O Departamento de Estado dos EUA aprovou nesta terça-feira (5) a possível venda à Ucrânia de equipamentos, serviços de reparo e apoio à manutenção para canhões M777 howitzer de 155 mm por um custo estimado de U$ 104 milhões.
Segundo a Agência de Cooperação de Segurança de Defesa norte-americana, o regime de Kiev solicitou a compra do material pelo custo mencionado. O contratante principal será a BAE Systems, sediada no Reino Unido.
Enquanto isso, Washington também autorizou um segundo acordo para uma possível venda de serviços de transporte e consolidação à Ucrânia, junto com equipamentos relacionados, por um custo estimado de U$ 99,5 milhões.
O órgão assegurou que ambas as operações "melhorarão a capacidade da Ucrânia para fazer frente a ameaças atuais e futuras". "A Ucrânia não terá dificuldades para integrar esses serviços em suas Forças Armadas", detalhou. Os comunicados indicam que a implementação das vendas propostas "não exigirá a designação de representantes adicionais do Governo dos Estados Unidos nem de contratados para a Ucrânia", e também não afetarão "negativamente a preparação para a defesa" do país norte-americano.

## Linhas fornecidas
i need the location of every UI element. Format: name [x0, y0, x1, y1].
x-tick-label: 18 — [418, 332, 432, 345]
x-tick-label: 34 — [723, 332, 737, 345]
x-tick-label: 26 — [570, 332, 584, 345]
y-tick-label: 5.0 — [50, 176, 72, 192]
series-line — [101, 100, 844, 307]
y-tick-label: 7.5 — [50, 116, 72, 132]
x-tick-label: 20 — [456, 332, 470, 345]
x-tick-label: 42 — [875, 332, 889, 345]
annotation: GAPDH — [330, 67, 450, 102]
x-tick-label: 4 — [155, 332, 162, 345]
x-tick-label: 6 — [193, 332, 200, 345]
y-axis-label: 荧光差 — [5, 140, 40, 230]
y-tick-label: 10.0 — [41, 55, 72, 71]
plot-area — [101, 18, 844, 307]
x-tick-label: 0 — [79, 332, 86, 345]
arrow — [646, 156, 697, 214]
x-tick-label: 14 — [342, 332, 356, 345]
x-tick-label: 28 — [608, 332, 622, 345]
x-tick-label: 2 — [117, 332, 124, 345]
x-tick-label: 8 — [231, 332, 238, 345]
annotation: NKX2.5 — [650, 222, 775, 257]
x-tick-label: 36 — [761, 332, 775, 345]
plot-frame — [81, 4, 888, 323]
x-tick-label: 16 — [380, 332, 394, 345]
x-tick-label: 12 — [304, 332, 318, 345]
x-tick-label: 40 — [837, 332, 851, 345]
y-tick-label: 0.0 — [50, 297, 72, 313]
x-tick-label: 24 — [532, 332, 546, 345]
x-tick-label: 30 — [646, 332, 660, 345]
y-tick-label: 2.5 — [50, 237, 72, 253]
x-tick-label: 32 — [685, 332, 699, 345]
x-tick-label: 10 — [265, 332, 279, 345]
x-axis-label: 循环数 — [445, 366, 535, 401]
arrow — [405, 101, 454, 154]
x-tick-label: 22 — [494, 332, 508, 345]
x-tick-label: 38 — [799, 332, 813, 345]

## Tarefas a realizar
1. Responda, por favor, às perguntas sobre o texto das vendas à Ucrânia:
(a) Qual é o calibre dos canhões M777 howitzer mencionados?
(b) Qual empresa será o contratante principal, e onde ela está sediada?
(c) Que serviços fazem parte do segundo acordo autorizado por Washington?
2. Escreva a continuação do texto sobre as vendas à Ucrânia a partir do ponto em que ele termina.

## Respostas em ordem
1.
(a) 155 mm.
(b) A BAE Systems, sediada no Reino Unido.
(c) Serviços de transporte e consolidação, junto com equipamentos relacionados.

2.
Nesta semana, o embaixador dos EUA na OTAN, Matthew Whitaker, assegurou que os envios de armas norte-americanas financiados por países europeus têm um limite, e que não deveriam colocar Washington em uma posição vulnerável. "Queremos garantir que os EUA nunca se encontrem em desvantagem estratégica nem fiquem em uma posição vulnerável. E o que estamos fornecendo é o que seria considerado excesso, além do que precisamos para nos defender estrategicamente", explicou.